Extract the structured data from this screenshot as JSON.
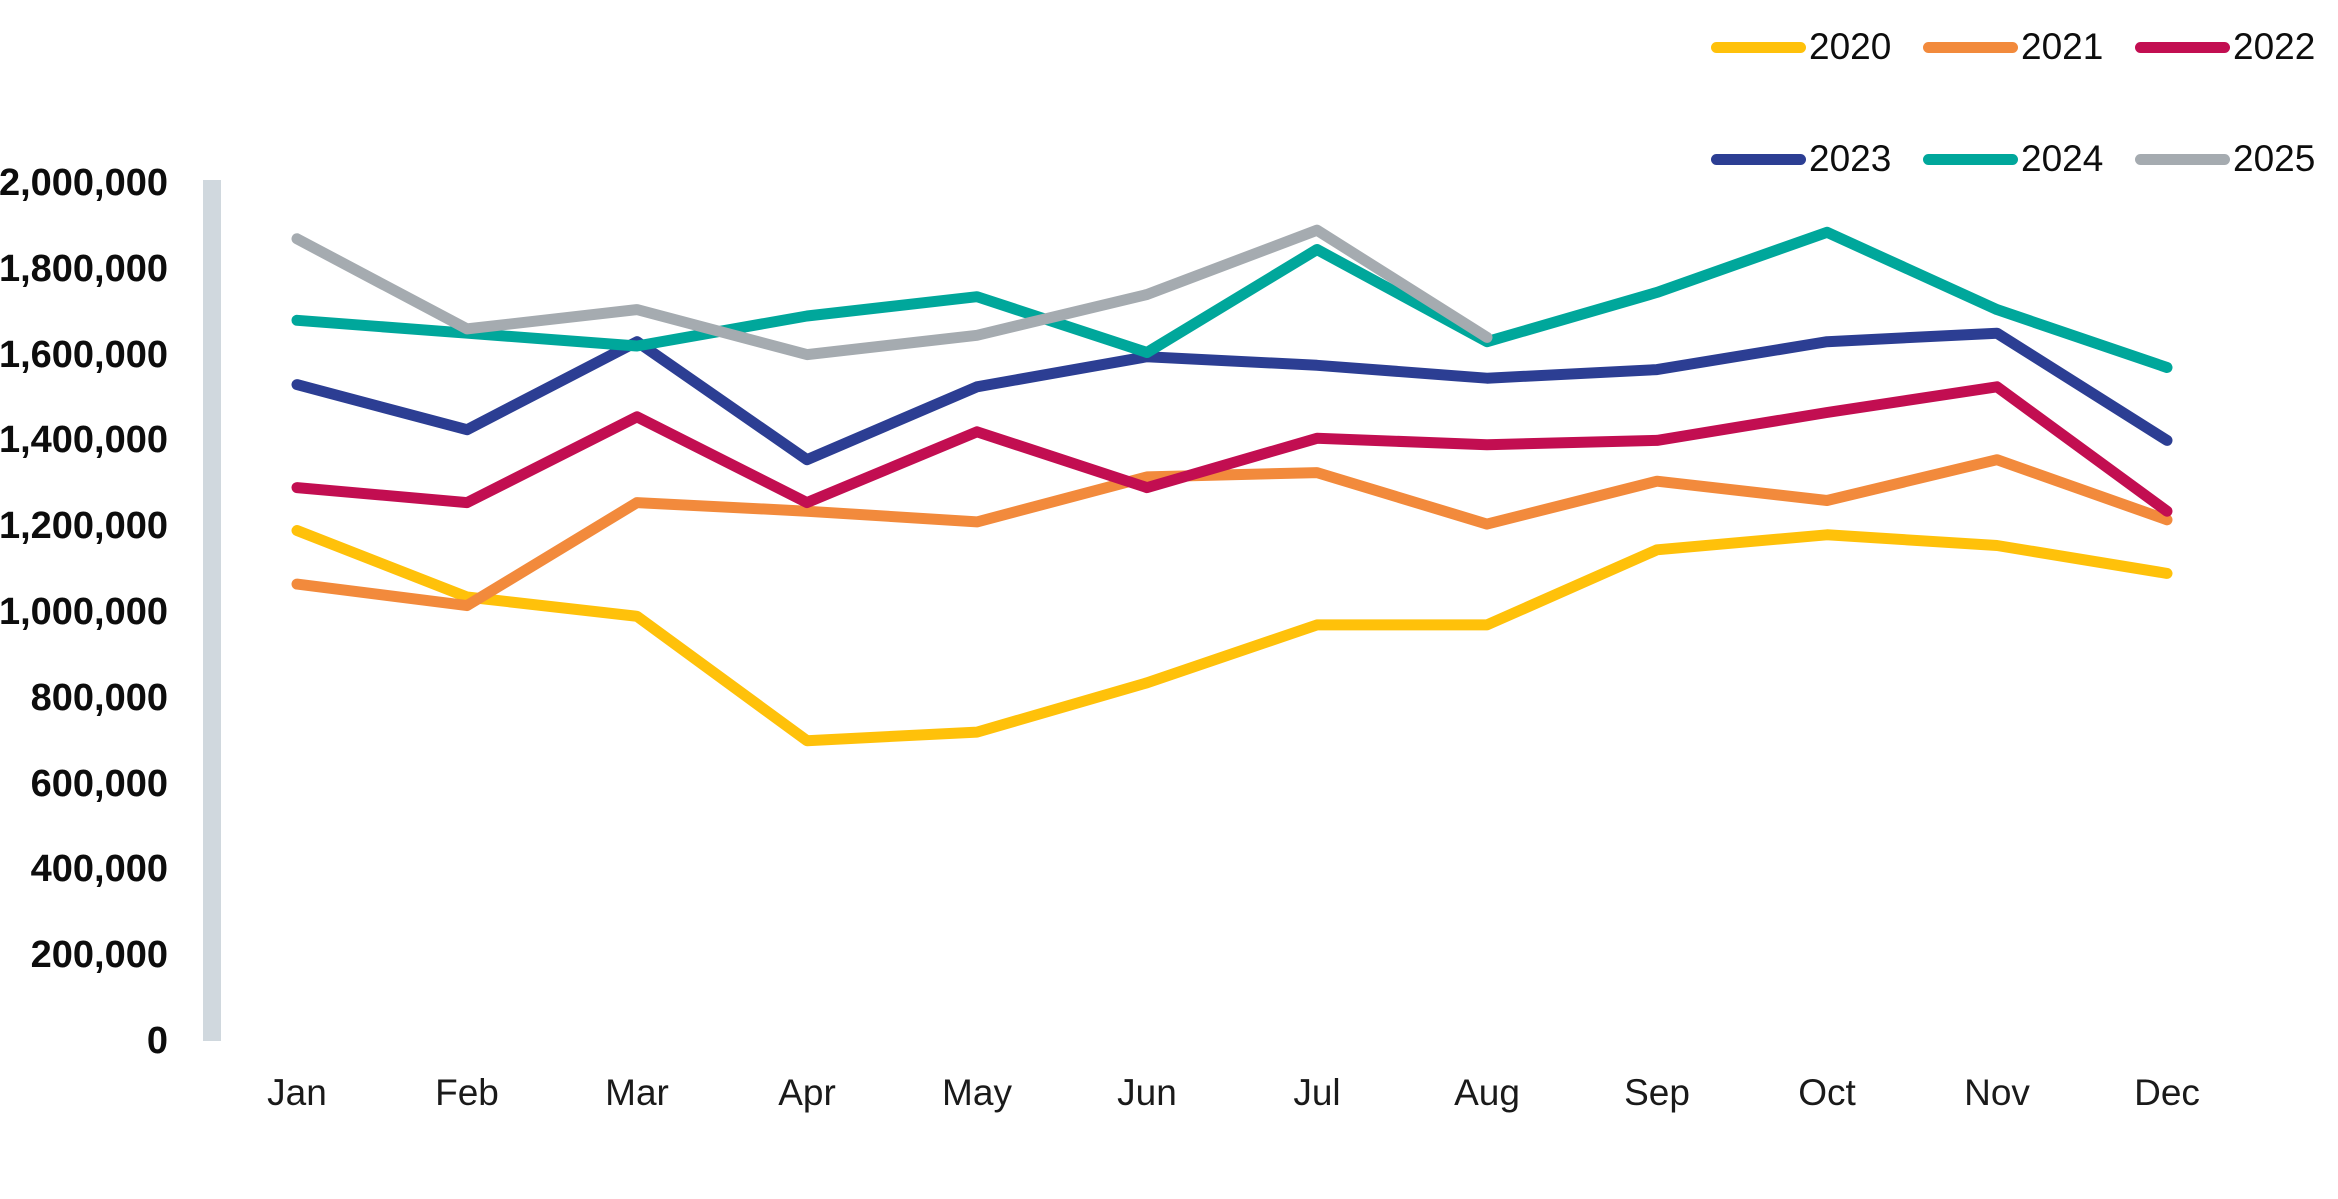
{
  "chart_data": {
    "type": "line",
    "title": "",
    "categories": [
      "Jan",
      "Feb",
      "Mar",
      "Apr",
      "May",
      "Jun",
      "Jul",
      "Aug",
      "Sep",
      "Oct",
      "Nov",
      "Dec"
    ],
    "y_axis": {
      "min": 0,
      "max": 2000000,
      "tick_step": 200000,
      "tick_labels_top_to_bottom": [
        "2,000,000",
        "1,800,000",
        "1,600,000",
        "1,400,000",
        "1,200,000",
        "1,000,000",
        "800,000",
        "600,000",
        "400,000",
        "200,000",
        "0"
      ]
    },
    "grid": "none",
    "legend_position": "top-right",
    "legend_rows": [
      [
        "2020",
        "2021",
        "2022"
      ],
      [
        "2023",
        "2024",
        "2025"
      ]
    ],
    "axis_bar_color": "#d0d8de",
    "series": [
      {
        "name": "2020",
        "color": "#FFC10A",
        "values": [
          1190000,
          1035000,
          990000,
          700000,
          720000,
          835000,
          970000,
          970000,
          1145000,
          1180000,
          1155000,
          1090000
        ]
      },
      {
        "name": "2021",
        "color": "#F28A3C",
        "values": [
          1065000,
          1015000,
          1255000,
          1235000,
          1210000,
          1315000,
          1325000,
          1205000,
          1305000,
          1260000,
          1355000,
          1215000
        ]
      },
      {
        "name": "2022",
        "color": "#C20E51",
        "values": [
          1290000,
          1255000,
          1455000,
          1255000,
          1420000,
          1290000,
          1405000,
          1390000,
          1400000,
          1465000,
          1525000,
          1235000
        ]
      },
      {
        "name": "2023",
        "color": "#2C3E93",
        "values": [
          1530000,
          1425000,
          1630000,
          1355000,
          1525000,
          1595000,
          1575000,
          1545000,
          1565000,
          1630000,
          1650000,
          1400000
        ]
      },
      {
        "name": "2024",
        "color": "#00A79B",
        "values": [
          1680000,
          1650000,
          1620000,
          1690000,
          1735000,
          1605000,
          1845000,
          1630000,
          1745000,
          1885000,
          1705000,
          1570000
        ]
      },
      {
        "name": "2025",
        "color": "#A5ABB0",
        "values": [
          1870000,
          1660000,
          1705000,
          1600000,
          1645000,
          1740000,
          1890000,
          1640000
        ]
      }
    ]
  }
}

EXERCISE GOAL:
Transcribe every line from the records above without alteration, and leave out the images.

RESULT BELOW:
Extract the structured data from this screenshot as JSON.
{
  "chart_data": {
    "type": "line",
    "title": "",
    "categories": [
      "Jan",
      "Feb",
      "Mar",
      "Apr",
      "May",
      "Jun",
      "Jul",
      "Aug",
      "Sep",
      "Oct",
      "Nov",
      "Dec"
    ],
    "y_axis": {
      "min": 0,
      "max": 2000000,
      "tick_step": 200000,
      "tick_labels_top_to_bottom": [
        "2,000,000",
        "1,800,000",
        "1,600,000",
        "1,400,000",
        "1,200,000",
        "1,000,000",
        "800,000",
        "600,000",
        "400,000",
        "200,000",
        "0"
      ]
    },
    "grid": "none",
    "legend_position": "top-right",
    "legend_rows": [
      [
        "2020",
        "2021",
        "2022"
      ],
      [
        "2023",
        "2024",
        "2025"
      ]
    ],
    "axis_bar_color": "#d0d8de",
    "series": [
      {
        "name": "2020",
        "color": "#FFC10A",
        "values": [
          1190000,
          1035000,
          990000,
          700000,
          720000,
          835000,
          970000,
          970000,
          1145000,
          1180000,
          1155000,
          1090000
        ]
      },
      {
        "name": "2021",
        "color": "#F28A3C",
        "values": [
          1065000,
          1015000,
          1255000,
          1235000,
          1210000,
          1315000,
          1325000,
          1205000,
          1305000,
          1260000,
          1355000,
          1215000
        ]
      },
      {
        "name": "2022",
        "color": "#C20E51",
        "values": [
          1290000,
          1255000,
          1455000,
          1255000,
          1420000,
          1290000,
          1405000,
          1390000,
          1400000,
          1465000,
          1525000,
          1235000
        ]
      },
      {
        "name": "2023",
        "color": "#2C3E93",
        "values": [
          1530000,
          1425000,
          1630000,
          1355000,
          1525000,
          1595000,
          1575000,
          1545000,
          1565000,
          1630000,
          1650000,
          1400000
        ]
      },
      {
        "name": "2024",
        "color": "#00A79B",
        "values": [
          1680000,
          1650000,
          1620000,
          1690000,
          1735000,
          1605000,
          1845000,
          1630000,
          1745000,
          1885000,
          1705000,
          1570000
        ]
      },
      {
        "name": "2025",
        "color": "#A5ABB0",
        "values": [
          1870000,
          1660000,
          1705000,
          1600000,
          1645000,
          1740000,
          1890000,
          1640000
        ]
      }
    ]
  }
}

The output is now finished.